§ **Text excerpt**:

___

Still, it's soon to stand because we know what are the tariffs today, but we don't know what are going to be the tariffs tomorrow. What is clear is that everything related with raw materials will pass through the customers because it's a raw material cost. We are normally in our business through the alloy surcharge. We pass this cost to the customers. Let's see what happened until now. For example, ferrochrome is important for us and is out of the tariffs. Scrap is local scrap, so we don't have tariffs. It's not affecting. That's why the impact in surcharge is so low.

Tristan Gresser
Head of Steel Equity Research, BNP Paribas Exane

Okay. That's clear. Maybe a last one on the U.S. to wrap up. We've not seen too much of a decline in imports on the flat roll side in April. Have you seen Asian competitors which were already paying the tariffs taking share maybe from European players or other exporters, and is that putting pressure on the market? I think you mentioned in your remarks that you're negotiating with the U.S. maybe, or if I understood that correctly, does that mean that you think there's potential additional trade measures that could be implemented near term?

Bernardo Velázquez
CEO, Acerinox

Imports are in a stable way now. Some of the European players or some of the importers tried to accelerate the orders that they had in the ports in order to take this material before the tariffs were applied. Today, with the 90 days of impasse that we have now, everybody has a 10%, more or less, more or less the same. Negotiations is something that we cannot control. Additional trade defense measures, it is totally out of the tariff system. If we, I think, following the WTO rules in all the areas where we are applying, if there's an importer that is not fulfilling these rules and we can consider this an unfair competition, we will think and we will study to place or try to send to the trade court these cases of anti-dumping or anti-subsidy or anti-circumvention.

We are studying several cases in the United States.

Tristan Gresser
Head of Steel Equity Research, BNP Paribas Exane

Okay. Perfect. I'll leave it there. Thanks a lot.

Operator

Our next question today comes from Tom Zhang from Barclays. Your line is now open. Please go ahead.

Tom Zhang
Equity Research Analyst, Barclays

Yes, morning. Thanks for taking our questions. Two from me. The first one, just again on the guidance and around the building blocks. You have kind of said you have solid order books. It sounds like there will be some volume increase into Q2. It sounds like pricing can be fairly stable in the U.S. and Europe. Europe could be at a lower level. I was just wondering if there is anything you can say around cost movements into Q2. Do you think that will be fairly stable again? I guess we have seen European stainless scrap prices come down a little bit in the last month. Also, if you could clarify if there is any inventory valuation effects in the Q1 prints that might reverse in Q2, please. That was the first question.

Esther Camós
CFO, Acerinox

Thank you, Tom. Yeah, in terms of order book, as we said, we have a solid order book, especially in the States, and we are comfortable with the levels that we are achieving. We are increasing, which are continuously increasing both month by month. As I said, we have been increasing from January to February to March. March has been the best month for us in the quarter, and we expect continuing in that level for Q2 or even increase. That is more or less what we expect with the volumes. We will have a slight increase. It will not be the 29% that we are presenting compared to full quarter, but we will have an increase for the next quarter again in terms of volume. In terms of cost, you know that very much depends on the prices of the raw materials as well.

___

(Image element box listing)

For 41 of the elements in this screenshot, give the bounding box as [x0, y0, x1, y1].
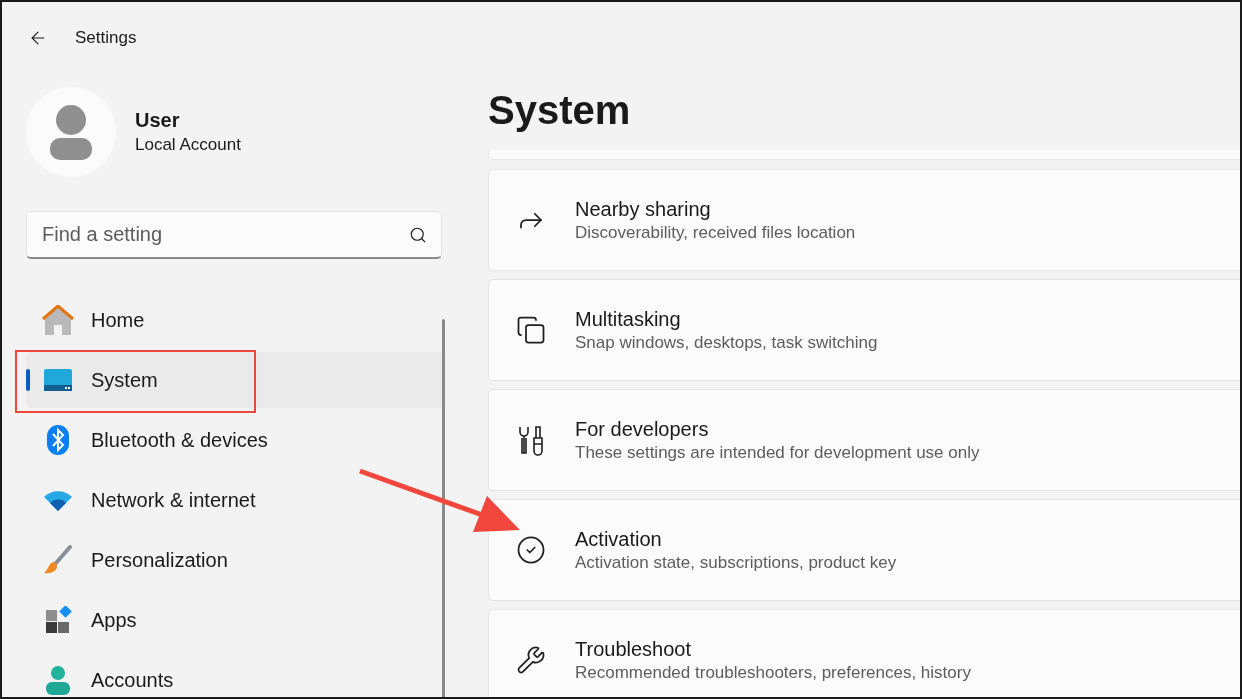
card-subtitle: Activation state, subscriptions, product key	[575, 552, 897, 574]
search-field[interactable]: Find a setting	[26, 211, 442, 259]
nav-item[interactable]: Home	[26, 292, 442, 348]
house-icon	[42, 305, 74, 335]
account-type: Local Account	[135, 134, 241, 156]
nav-item[interactable]: Bluetooth & devices	[26, 412, 442, 468]
bluetooth-icon	[46, 424, 70, 456]
window-title: Settings	[75, 27, 137, 50]
card-subtitle: These settings are intended for development use only	[575, 442, 980, 464]
apps-icon	[44, 606, 72, 634]
settings-card[interactable]: Nearby sharing Discoverability, received files location	[488, 169, 1240, 271]
nav-item[interactable]: Network & internet	[26, 472, 442, 528]
card-title: Troubleshoot	[575, 637, 692, 662]
page-title: System	[488, 87, 632, 134]
card-subtitle: Recommended troubleshooters, preferences, history	[575, 662, 971, 684]
wifi-icon	[43, 489, 73, 511]
nav-item[interactable]: Personalization	[26, 532, 442, 588]
settings-card[interactable]: Activation Activation state, subscriptions, product key	[488, 499, 1240, 601]
monitor-icon	[43, 368, 73, 392]
settings-card[interactable]: For developers These settings are intended for development use only	[488, 389, 1240, 491]
card-title: Nearby sharing	[575, 197, 712, 222]
overlapping-windows-icon	[516, 315, 546, 345]
checkmark-circle-icon	[516, 535, 546, 565]
user-name: User	[135, 108, 181, 133]
card-title: For developers	[575, 417, 710, 442]
card-title: Multitasking	[575, 307, 682, 332]
scrollbar[interactable]	[442, 319, 445, 697]
wrench-icon	[516, 645, 546, 675]
settings-card[interactable]: Multitasking Snap windows, desktops, task switching	[488, 279, 1240, 381]
person-icon	[45, 665, 71, 695]
card-subtitle: Snap windows, desktops, task switching	[575, 332, 878, 354]
paintbrush-icon	[43, 545, 73, 575]
search-icon	[409, 226, 427, 244]
tools-icon	[516, 424, 546, 456]
nav-item[interactable]: Accounts	[26, 652, 442, 697]
selection-indicator	[26, 369, 30, 391]
card-subtitle: Discoverability, received files location	[575, 222, 856, 244]
nav-item[interactable]: System	[26, 352, 442, 408]
settings-card[interactable]: Troubleshoot Recommended troubleshooters, preferences, history	[488, 609, 1240, 697]
card-title: Activation	[575, 527, 663, 552]
nav-item[interactable]: Apps	[26, 592, 442, 648]
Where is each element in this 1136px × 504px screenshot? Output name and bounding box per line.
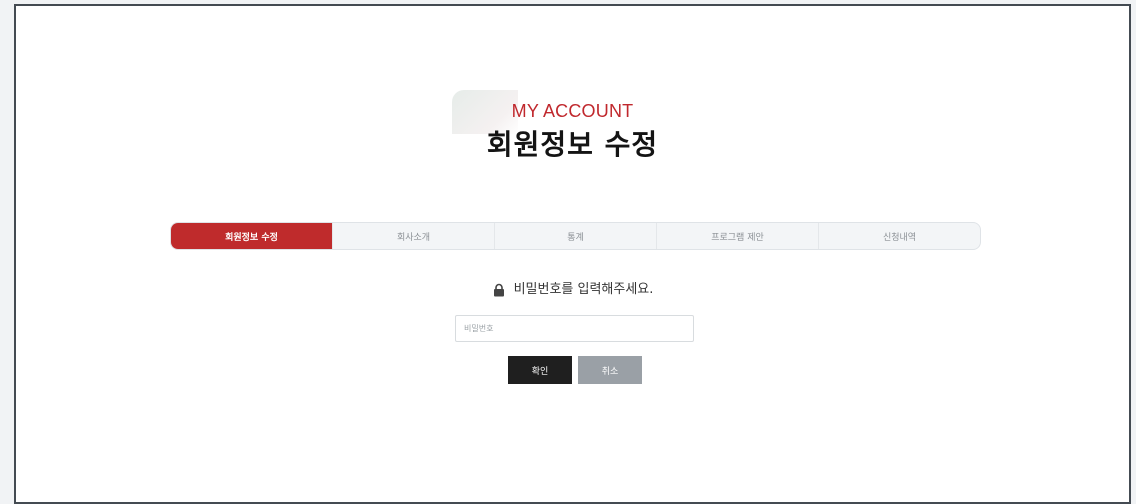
tab-statistics[interactable]: 통계 [494,223,656,249]
password-prompt-text: 비밀번호를 입력해주세요. [513,282,654,297]
password-prompt: 비밀번호를 입력해주세요. [16,282,1129,298]
tab-member-info[interactable]: 회원정보 수정 [171,223,332,249]
confirm-button[interactable]: 확인 [508,356,572,384]
tab-program-proposal[interactable]: 프로그램 제안 [656,223,818,249]
lock-icon [492,283,506,297]
tab-company-intro[interactable]: 회사소개 [332,223,494,249]
cancel-button[interactable]: 취소 [578,356,642,384]
page-eyebrow: MY ACCOUNT [511,101,634,121]
account-tabs: 회원정보 수정 회사소개 통계 프로그램 제안 신청내역 [170,222,981,250]
page-header: MY ACCOUNT 회원정보 수정 [16,92,1129,164]
page-container: MY ACCOUNT 회원정보 수정 회원정보 수정 회사소개 통계 프로그램 … [14,4,1131,504]
password-input[interactable] [455,315,694,342]
page-title: 회원정보 수정 [486,128,659,161]
tab-application-history[interactable]: 신청내역 [818,223,980,249]
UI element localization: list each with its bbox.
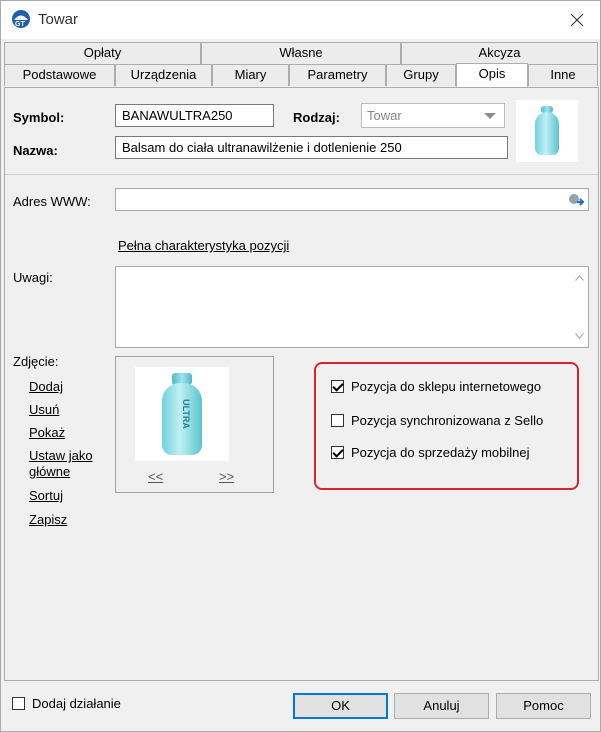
add-action-label: Dodaj działanie <box>32 696 121 711</box>
checkbox-sello-sync-box[interactable] <box>331 414 344 427</box>
ok-button[interactable]: OK <box>293 693 388 719</box>
rodzaj-select[interactable]: Towar <box>361 103 505 128</box>
photo-sort-link[interactable]: Sortuj <box>29 488 63 503</box>
symbol-label: Symbol: <box>13 110 65 125</box>
nazwa-label: Nazwa: <box>13 143 58 158</box>
tab-inne[interactable]: Inne <box>528 64 598 86</box>
symbol-input[interactable]: BANAWULTRA250 <box>115 104 274 127</box>
zdjecie-label: Zdjęcie: <box>13 354 59 369</box>
checkbox-online-shop-label: Pozycja do sklepu internetowego <box>351 379 542 394</box>
divider <box>5 174 598 175</box>
checkbox-sello-sync[interactable]: Pozycja synchronizowana z Sello <box>331 413 543 428</box>
tab-podstawowe[interactable]: Podstawowe <box>4 64 115 86</box>
checkbox-mobile-sale-label: Pozycja do sprzedaży mobilnej <box>351 445 530 460</box>
svg-text:GT: GT <box>15 21 25 28</box>
app-logo-icon: GT <box>12 10 30 28</box>
checkbox-mobile-sale-box[interactable] <box>331 446 344 459</box>
tab-parametry[interactable]: Parametry <box>289 64 386 86</box>
close-button[interactable] <box>554 1 600 39</box>
scroll-down-icon[interactable] <box>575 333 584 339</box>
photo-next-link[interactable]: >> <box>219 469 234 484</box>
cancel-button[interactable]: Anuluj <box>394 693 489 719</box>
add-action-checkbox-box[interactable] <box>12 697 25 710</box>
photo-set-main-link[interactable]: Ustaw jako główne <box>29 448 109 480</box>
tab-row-bottom: Podstawowe Urządzenia Miary Parametry Gr… <box>4 63 598 87</box>
globe-arrow-icon[interactable] <box>568 193 584 207</box>
title-bar: GT Towar <box>1 1 600 39</box>
tab-opis[interactable]: Opis <box>456 63 528 87</box>
dialog-window: GT Towar Opłaty Własne Akcyza Podstawowe… <box>0 0 601 732</box>
tab-oplaty[interactable]: Opłaty <box>4 42 201 64</box>
rodzaj-label: Rodzaj: <box>293 110 340 125</box>
tab-grupy[interactable]: Grupy <box>386 64 456 86</box>
help-button[interactable]: Pomoc <box>496 693 591 719</box>
scroll-up-icon[interactable] <box>575 275 584 281</box>
photo-prev-link[interactable]: << <box>148 469 163 484</box>
photo-show-link[interactable]: Pokaż <box>29 425 65 440</box>
photo-remove-link[interactable]: Usuń <box>29 402 59 417</box>
photo-viewer: ULTRA << >> <box>115 356 274 493</box>
bottle-label: ULTRA <box>180 399 191 429</box>
checkbox-mobile-sale[interactable]: Pozycja do sprzedaży mobilnej <box>331 445 529 460</box>
close-icon <box>571 14 583 26</box>
uwagi-textarea[interactable] <box>115 266 589 348</box>
tab-row-top: Opłaty Własne Akcyza <box>4 42 598 64</box>
nazwa-input[interactable]: Balsam do ciała ultranawilżenie i dotlen… <box>115 136 508 159</box>
tab-akcyza[interactable]: Akcyza <box>401 42 598 64</box>
uwagi-scrollbar[interactable] <box>571 267 588 347</box>
full-description-link[interactable]: Pełna charakterystyka pozycji <box>118 238 289 253</box>
photo-add-link[interactable]: Dodaj <box>29 379 63 394</box>
tab-urzadzenia[interactable]: Urządzenia <box>115 64 212 86</box>
checkbox-online-shop[interactable]: Pozycja do sklepu internetowego <box>331 379 541 394</box>
chevron-down-icon <box>484 113 496 119</box>
bottle-shape <box>535 112 559 155</box>
www-label: Adres WWW: <box>13 194 91 209</box>
tab-panel-opis: Symbol: BANAWULTRA250 Rodzaj: Towar Nazw… <box>4 87 599 681</box>
tab-wlasne[interactable]: Własne <box>201 42 401 64</box>
add-action-checkbox[interactable]: Dodaj działanie <box>12 696 121 711</box>
photo-save-link[interactable]: Zapisz <box>29 512 67 527</box>
tab-miary[interactable]: Miary <box>212 64 289 86</box>
product-thumbnail <box>516 100 578 162</box>
product-photo[interactable]: ULTRA <box>135 367 229 461</box>
www-input[interactable] <box>115 188 589 211</box>
uwagi-label: Uwagi: <box>13 270 53 285</box>
window-title: Towar <box>38 11 79 28</box>
checkbox-sello-sync-label: Pozycja synchronizowana z Sello <box>351 413 544 428</box>
checkbox-online-shop-box[interactable] <box>331 380 344 393</box>
rodzaj-select-value: Towar <box>367 108 402 123</box>
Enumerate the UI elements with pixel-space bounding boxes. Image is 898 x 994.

___

§ **What you have to do**: Reproduce the earnings call excerpt from "Imports are in" up to and including "anti-subsidy or anti-circumvention.", substituting "trade tribunal" for "trade court".

§ **Written reply**:
Imports are in a stable way now. Some of the European players or some of the importers tried to accelerate the orders that they had in the ports in order to take this material before the tariffs were applied. Today, with the 90 days of impasse that we have now, everybody has a 10%, more or less, more or less the same. Negotiations is something that we cannot control. Additional trade defense measures, it is totally out of the tariff system. If we, I think, following the WTO rules in all the areas where we are applying, if there's an importer that is not fulfilling these rules and we can consider this an unfair competition, we will think and we will study to place or try to send to the trade tribunal these cases of anti-dumping or anti-subsidy or anti-circumvention.